== TASK LIST ==
[1] In the global warming exchange, what name does Donald Davison suggest using instead of "Greenhouse Effect"?
[2] Pick up the global warming exchange right after its last sentence and keep writing in the same voice.

== EXCERPT PROVIDED ==
Donald E Davison wrote:Once this starts
> happening temperatures will rise faster.
> Try to have a nice day,
> Donald Davison
Oh sure, no prollem...
a different problem...what's to say that rising temps caused by fossil
fuel burning(or is this just tied in w/ sunspot cycle- who's to say)
...cause the ice sheets to melt( it's happening presently)
.....warmer air can hold more moisture.... This would offset rising sea
levels
ie. No sealevel flooding as predicted
heck that's no fun, no catastrophe,
or rising CO2 levels cause a greening of the earth like none
seen in recent history. THis "greening" ,so to speak,
could take up some of this excess CO2, the excess moisture in the
atmosphere
due to heat and moisture released by plants
causing relatively more clouds>>>blocking more light from reaching the
ground
> more reflected light back out to space... less heat stored in the atmosphere
drama's over...
bill e
who's not sayin' it couldnt happen any otherway,
just that there's other scenarios
Greetings,
This letter may be off topic, but the subject should be considered,
otherwise you and Organic Gardening may become moot.
Donald Davison
- - - - - - - - - - - - - - - - - - - - - - 04/24/00
The Venus Fly Trap Effect:
We have been receiving a number of letters concerning World Warming
due to the Greenhouse Effect.
I welcome these letters because I am most interested in this warming.
I feel that it is real and that more people need to be serious about it.
The first thing we should do is to stop calling it the Greenhouse Effect.
Greenhouse is a Feel Good word. People like greenhouses. Flowers and
all kinds of great plants are raised in greenhouses. It would be nice if
the entire world became one large greenhouse - right?
Wrong! Planet Venus is one big greenhouse at over 700 degrees - Ouch!
That is too hot for me. It would be better to call the effect The Venus Fly
Trap Effect, or something that sounds like it should be avoided.
The message must be that this planet Earth could become the same as
the current Venus.
One letter I received said: "The January through March [2000] average
temperature in the nation was 47.1 degrees. That is one degree warmer than
the previous record set in 1990."

== DATASET EXCERPT ==
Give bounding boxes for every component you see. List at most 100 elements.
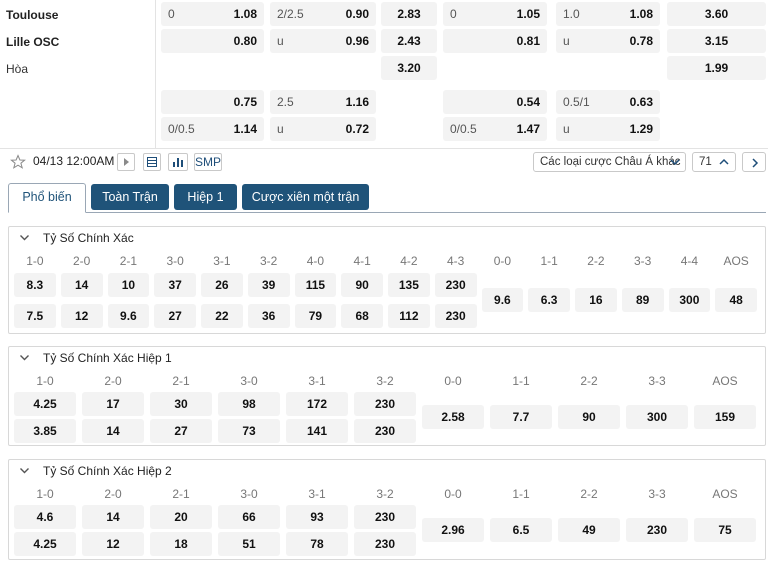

== ANSWERS IN ORDER ==
[1] The Venus Fly Trap Effect.

[2]
That is an one degree increase in the records in only a ten year space
of time. It is bad enough if this increase is linear, but no one has the
right to assume it is linear. The next record increase of one degree may
happen in eight or six or four or two years. Wouldn't that be a shocker if
the next record increase of one degree occurs in the year 2002. We would
all be in deep doo doo. We would be on our way towards giving our planet
Earth a makeover - a Venus type makeover.
Forget about the more violent weather, forget about the oceans rising,
forget about carbon taking the oxygen out of the air, those problems will
be minor compared to our biggest worry.
We are all going to end up in a pressure cooker and there will be no
place on Earth where anyone can hide.
I think I'll write a book. The story will take place on our sister
planet Venus. The time will be 100,000 years ago. There is life on Venus
including people who are at the same point in their history as we are now
on our planet Earth.
These people of Venus know about the greenhouse effect and they welcome
it. Longer growing seasons and longer summers are a good thing - right?
A one degree rise is Mickey Mouse, they want a ten to twenty degree
rise and they do what they can to make it happen.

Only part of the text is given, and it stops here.